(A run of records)
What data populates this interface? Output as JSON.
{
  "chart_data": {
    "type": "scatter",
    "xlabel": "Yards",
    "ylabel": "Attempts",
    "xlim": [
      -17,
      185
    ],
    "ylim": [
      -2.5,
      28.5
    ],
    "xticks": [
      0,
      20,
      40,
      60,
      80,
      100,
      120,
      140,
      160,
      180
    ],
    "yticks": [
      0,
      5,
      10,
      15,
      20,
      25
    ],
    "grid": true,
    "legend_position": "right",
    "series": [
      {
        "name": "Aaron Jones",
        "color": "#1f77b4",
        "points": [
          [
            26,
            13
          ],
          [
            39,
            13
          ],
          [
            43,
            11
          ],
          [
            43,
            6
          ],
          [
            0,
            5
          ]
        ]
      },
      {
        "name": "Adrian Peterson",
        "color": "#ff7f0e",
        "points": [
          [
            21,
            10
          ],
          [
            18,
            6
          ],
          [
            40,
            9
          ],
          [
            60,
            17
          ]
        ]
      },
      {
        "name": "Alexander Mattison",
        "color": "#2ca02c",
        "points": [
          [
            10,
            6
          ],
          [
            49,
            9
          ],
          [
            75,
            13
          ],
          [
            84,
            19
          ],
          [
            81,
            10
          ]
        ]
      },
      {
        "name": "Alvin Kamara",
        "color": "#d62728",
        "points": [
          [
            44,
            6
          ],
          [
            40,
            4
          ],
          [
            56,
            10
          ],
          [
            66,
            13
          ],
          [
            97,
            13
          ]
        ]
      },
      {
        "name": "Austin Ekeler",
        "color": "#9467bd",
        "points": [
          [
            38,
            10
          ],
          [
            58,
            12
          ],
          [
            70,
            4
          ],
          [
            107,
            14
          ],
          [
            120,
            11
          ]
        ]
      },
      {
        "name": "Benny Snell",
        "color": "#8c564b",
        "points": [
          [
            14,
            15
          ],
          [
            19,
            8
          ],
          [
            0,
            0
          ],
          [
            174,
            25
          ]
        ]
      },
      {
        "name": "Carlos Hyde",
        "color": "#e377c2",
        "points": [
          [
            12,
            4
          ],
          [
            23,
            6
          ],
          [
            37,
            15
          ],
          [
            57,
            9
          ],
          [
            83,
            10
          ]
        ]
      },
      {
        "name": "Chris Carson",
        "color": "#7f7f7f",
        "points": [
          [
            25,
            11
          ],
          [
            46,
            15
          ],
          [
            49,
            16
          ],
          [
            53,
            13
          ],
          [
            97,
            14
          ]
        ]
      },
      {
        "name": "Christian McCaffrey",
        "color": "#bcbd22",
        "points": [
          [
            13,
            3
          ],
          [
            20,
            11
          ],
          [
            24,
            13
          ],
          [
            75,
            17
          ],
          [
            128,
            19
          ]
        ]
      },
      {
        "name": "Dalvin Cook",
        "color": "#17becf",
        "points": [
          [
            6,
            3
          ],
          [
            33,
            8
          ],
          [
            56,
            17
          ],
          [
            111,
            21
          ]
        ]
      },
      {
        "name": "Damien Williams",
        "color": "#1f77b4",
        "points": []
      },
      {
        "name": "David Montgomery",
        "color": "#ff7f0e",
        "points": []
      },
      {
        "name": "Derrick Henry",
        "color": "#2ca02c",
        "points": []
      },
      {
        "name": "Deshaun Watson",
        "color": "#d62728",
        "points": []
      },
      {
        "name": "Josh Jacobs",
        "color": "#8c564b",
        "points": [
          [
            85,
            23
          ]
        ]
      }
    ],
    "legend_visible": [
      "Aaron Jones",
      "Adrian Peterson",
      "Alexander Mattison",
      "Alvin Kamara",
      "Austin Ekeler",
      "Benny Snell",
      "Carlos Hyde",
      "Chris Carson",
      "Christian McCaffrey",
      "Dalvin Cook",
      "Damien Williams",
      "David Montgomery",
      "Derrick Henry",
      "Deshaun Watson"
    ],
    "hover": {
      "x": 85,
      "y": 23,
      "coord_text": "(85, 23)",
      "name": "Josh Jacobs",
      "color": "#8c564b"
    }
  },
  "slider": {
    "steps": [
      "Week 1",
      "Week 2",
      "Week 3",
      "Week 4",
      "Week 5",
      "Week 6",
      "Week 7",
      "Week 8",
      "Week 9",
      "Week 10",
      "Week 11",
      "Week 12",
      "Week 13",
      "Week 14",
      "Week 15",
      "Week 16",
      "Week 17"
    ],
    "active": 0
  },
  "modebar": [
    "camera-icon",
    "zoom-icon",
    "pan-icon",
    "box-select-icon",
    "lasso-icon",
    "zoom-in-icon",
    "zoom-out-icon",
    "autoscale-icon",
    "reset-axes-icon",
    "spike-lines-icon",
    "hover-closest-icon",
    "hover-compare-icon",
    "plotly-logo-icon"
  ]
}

◆ **Exercise description**
Going through the entries above line by line, work out how many lines include the word "Watson". Only the number is required.

◆ **Expected answer**
2